#### [Exercise]
The line containing "Give me a plain-text" marks the start of the required copy, which runs to the final line of the entries; return those lines exactly, without any pictures.
++++++++++
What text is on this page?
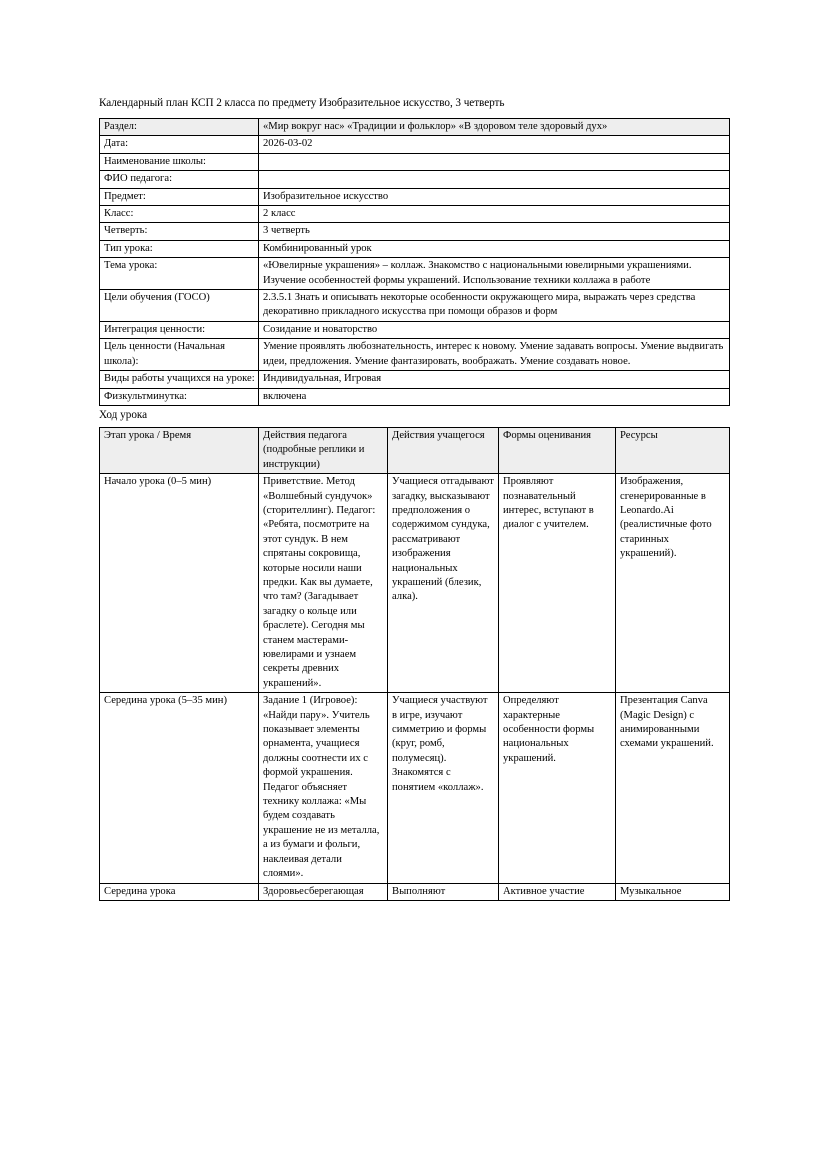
Календарный план КСП 2 класса по предмету Изобразительное искусство, 3 четверть
Раздел:	«Мир вокруг нас» «Традиции и фольклор» «В здоровом теле здоровый дух»
Дата:	2026-03-02
Наименование школы:	
ФИО педагога:	
Предмет:	Изобразительное искусство
Класс:	2 класс
Четверть:	3 четверть
Тип урока:	Комбинированный урок
Тема урока:	«Ювелирные украшения» – коллаж. Знакомство с национальными ювелирными украшениями. Изучение особенностей формы украшений. Использование техники коллажа в работе
Цели обучения (ГОСО)	2.3.5.1 Знать и описывать некоторые особенности окружающего мира, выражать через средства декоративно прикладного искусства при помощи образов и форм
Интеграция ценности:	Созидание и новаторство
Цель ценности (Начальная школа):	Умение проявлять любознательность, интерес к новому. Умение задавать вопросы. Умение выдвигать идеи, предложения. Умение фантазировать, воображать. Умение создавать новое.
Виды работы учащихся на уроке:	Индивидуальная, Игровая
Физкультминутка:	включена
Ход урока
Этап урока / Время	Действия педагога (подробные реплики и инструкции)	Действия учащегося	Формы оценивания	Ресурсы
Начало урока (0–5 мин)	Приветствие. Метод «Волшебный сундучок» (сторителлинг). Педагог: «Ребята, посмотрите на этот сундук. В нем спрятаны сокровища, которые носили наши предки. Как вы думаете, что там? (Загадывает загадку о кольце или браслете). Сегодня мы станем мастерами-ювелирами и узнаем секреты древних украшений».	Учащиеся отгадывают загадку, высказывают предположения о содержимом сундука, рассматривают изображения национальных украшений (блезик, алка).	Проявляют познавательный интерес, вступают в диалог с учителем.	Изображения, сгенерированные в Leonardo.Ai (реалистичные фото старинных украшений).
Середина урока (5–35 мин)	Задание 1 (Игровое): «Найди пару». Учитель показывает элементы орнамента, учащиеся должны соотнести их с формой украшения. Педагог объясняет технику коллажа: «Мы будем создавать украшение не из металла, а из бумаги и фольги, наклеивая детали слоями».	Учащиеся участвуют в игре, изучают симметрию и формы (круг, ромб, полумесяц). Знакомятся с понятием «коллаж».	Определяют характерные особенности формы национальных украшений.	Презентация Canva (Magic Design) с анимированными схемами украшений.
Середина урока	Здоровьесберегающая	Выполняют	Активное участие	Музыкальное
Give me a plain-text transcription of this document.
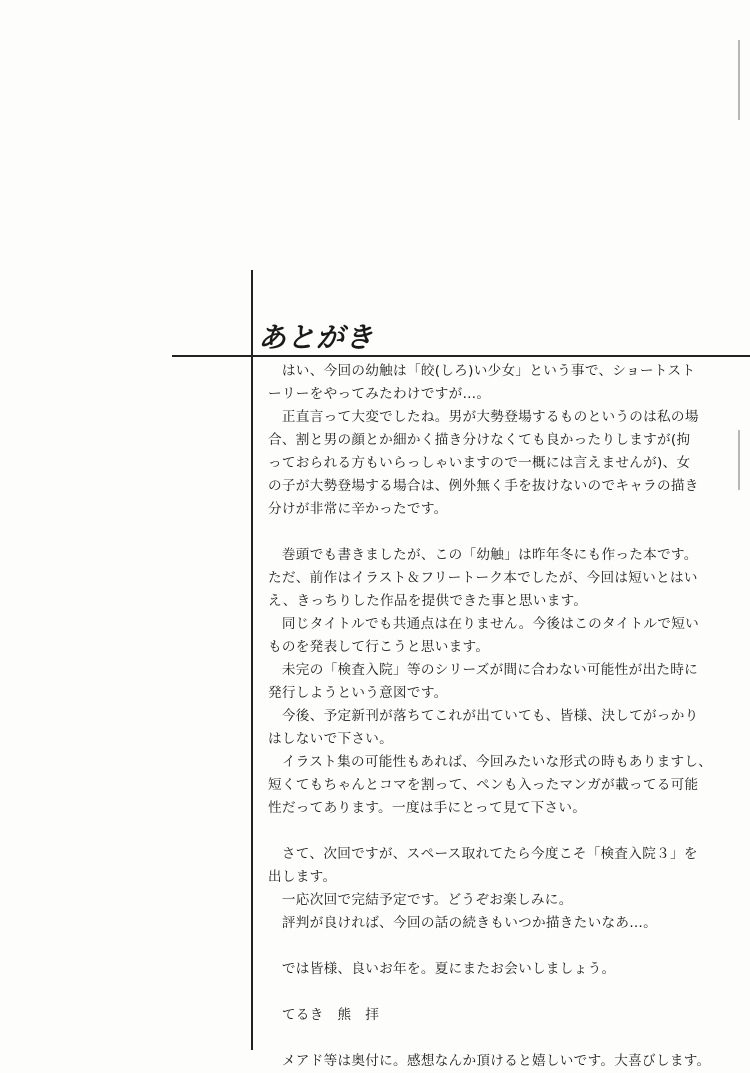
あとがき
　はい、今回の幼触は「皎(しろ)い少女」という事で、ショートスト
ーリーをやってみたわけですが…。
　正直言って大変でしたね。男が大勢登場するものというのは私の場
合、割と男の顔とか細かく描き分けなくても良かったりしますが(拘
っておられる方もいらっしゃいますので一概には言えませんが)、女
の子が大勢登場する場合は、例外無く手を抜けないのでキャラの描き
分けが非常に辛かったです。
　巻頭でも書きましたが、この「幼触」は昨年冬にも作った本です。
ただ、前作はイラスト＆フリートーク本でしたが、今回は短いとはい
え、きっちりした作品を提供できた事と思います。
　同じタイトルでも共通点は在りません。今後はこのタイトルで短い
ものを発表して行こうと思います。
　未完の「検査入院」等のシリーズが間に合わない可能性が出た時に
発行しようという意図です。
　今後、予定新刊が落ちてこれが出ていても、皆様、決してがっかり
はしないで下さい。
　イラスト集の可能性もあれば、今回みたいな形式の時もありますし、
短くてもちゃんとコマを割って、ペンも入ったマンガが載ってる可能
性だってあります。一度は手にとって見て下さい。
　さて、次回ですが、スペース取れてたら今度こそ「検査入院３」を
出します。
　一応次回で完結予定です。どうぞお楽しみに。
　評判が良ければ、今回の話の続きもいつか描きたいなあ…。
　では皆様、良いお年を。夏にまたお会いしましょう。
　てるき　熊　拝
　メアド等は奥付に。感想なんか頂けると嬉しいです。大喜びします。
++++++++++
#### [Correct result]
Give me a plain-text transcription of this document.
あとがき
　はい、今回の幼触は「皎(しろ)い少女」という事で、ショートスト
ーリーをやってみたわけですが…。
　正直言って大変でしたね。男が大勢登場するものというのは私の場
合、割と男の顔とか細かく描き分けなくても良かったりしますが(拘
っておられる方もいらっしゃいますので一概には言えませんが)、女
の子が大勢登場する場合は、例外無く手を抜けないのでキャラの描き
分けが非常に辛かったです。
　巻頭でも書きましたが、この「幼触」は昨年冬にも作った本です。
ただ、前作はイラスト＆フリートーク本でしたが、今回は短いとはい
え、きっちりした作品を提供できた事と思います。
　同じタイトルでも共通点は在りません。今後はこのタイトルで短い
ものを発表して行こうと思います。
　未完の「検査入院」等のシリーズが間に合わない可能性が出た時に
発行しようという意図です。
　今後、予定新刊が落ちてこれが出ていても、皆様、決してがっかり
はしないで下さい。
　イラスト集の可能性もあれば、今回みたいな形式の時もありますし、
短くてもちゃんとコマを割って、ペンも入ったマンガが載ってる可能
性だってあります。一度は手にとって見て下さい。
　さて、次回ですが、スペース取れてたら今度こそ「検査入院３」を
出します。
　一応次回で完結予定です。どうぞお楽しみに。
　評判が良ければ、今回の話の続きもいつか描きたいなあ…。
　では皆様、良いお年を。夏にまたお会いしましょう。
　てるき　熊　拝
　メアド等は奥付に。感想なんか頂けると嬉しいです。大喜びします。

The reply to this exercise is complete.